→ **RECORDS SUPPLIED**
****************
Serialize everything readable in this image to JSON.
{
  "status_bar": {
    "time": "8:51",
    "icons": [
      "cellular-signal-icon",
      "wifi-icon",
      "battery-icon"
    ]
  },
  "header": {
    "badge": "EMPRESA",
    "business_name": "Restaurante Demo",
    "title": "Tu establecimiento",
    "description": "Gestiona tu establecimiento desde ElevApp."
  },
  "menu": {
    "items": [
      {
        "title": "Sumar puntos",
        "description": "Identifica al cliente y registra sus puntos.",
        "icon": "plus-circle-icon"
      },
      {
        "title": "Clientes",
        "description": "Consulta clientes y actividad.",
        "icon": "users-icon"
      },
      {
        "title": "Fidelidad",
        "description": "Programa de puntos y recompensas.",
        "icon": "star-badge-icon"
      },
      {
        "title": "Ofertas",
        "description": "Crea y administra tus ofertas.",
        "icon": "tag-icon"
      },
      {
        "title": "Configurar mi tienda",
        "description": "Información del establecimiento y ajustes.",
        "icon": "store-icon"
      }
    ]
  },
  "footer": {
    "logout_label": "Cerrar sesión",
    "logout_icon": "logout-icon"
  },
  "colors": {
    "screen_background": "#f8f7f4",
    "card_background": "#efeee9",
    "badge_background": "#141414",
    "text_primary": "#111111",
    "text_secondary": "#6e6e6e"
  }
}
****************
→ **WHAT TO WORK ON**
Transcribe each record exactly. Leave nothing out.

→ **FINAL RESULT**
Serialize everything readable in this image to JSON.
{
  "status_bar": {
    "time": "8:51",
    "icons": [
      "cellular-signal-icon",
      "wifi-icon",
      "battery-icon"
    ]
  },
  "header": {
    "badge": "EMPRESA",
    "business_name": "Restaurante Demo",
    "title": "Tu establecimiento",
    "description": "Gestiona tu establecimiento desde ElevApp."
  },
  "menu": {
    "items": [
      {
        "title": "Sumar puntos",
        "description": "Identifica al cliente y registra sus puntos.",
        "icon": "plus-circle-icon"
      },
      {
        "title": "Clientes",
        "description": "Consulta clientes y actividad.",
        "icon": "users-icon"
      },
      {
        "title": "Fidelidad",
        "description": "Programa de puntos y recompensas.",
        "icon": "star-badge-icon"
      },
      {
        "title": "Ofertas",
        "description": "Crea y administra tus ofertas.",
        "icon": "tag-icon"
      },
      {
        "title": "Configurar mi tienda",
        "description": "Información del establecimiento y ajustes.",
        "icon": "store-icon"
      }
    ]
  },
  "footer": {
    "logout_label": "Cerrar sesión",
    "logout_icon": "logout-icon"
  },
  "colors": {
    "screen_background": "#f8f7f4",
    "card_background": "#efeee9",
    "badge_background": "#141414",
    "text_primary": "#111111",
    "text_secondary": "#6e6e6e"
  }
}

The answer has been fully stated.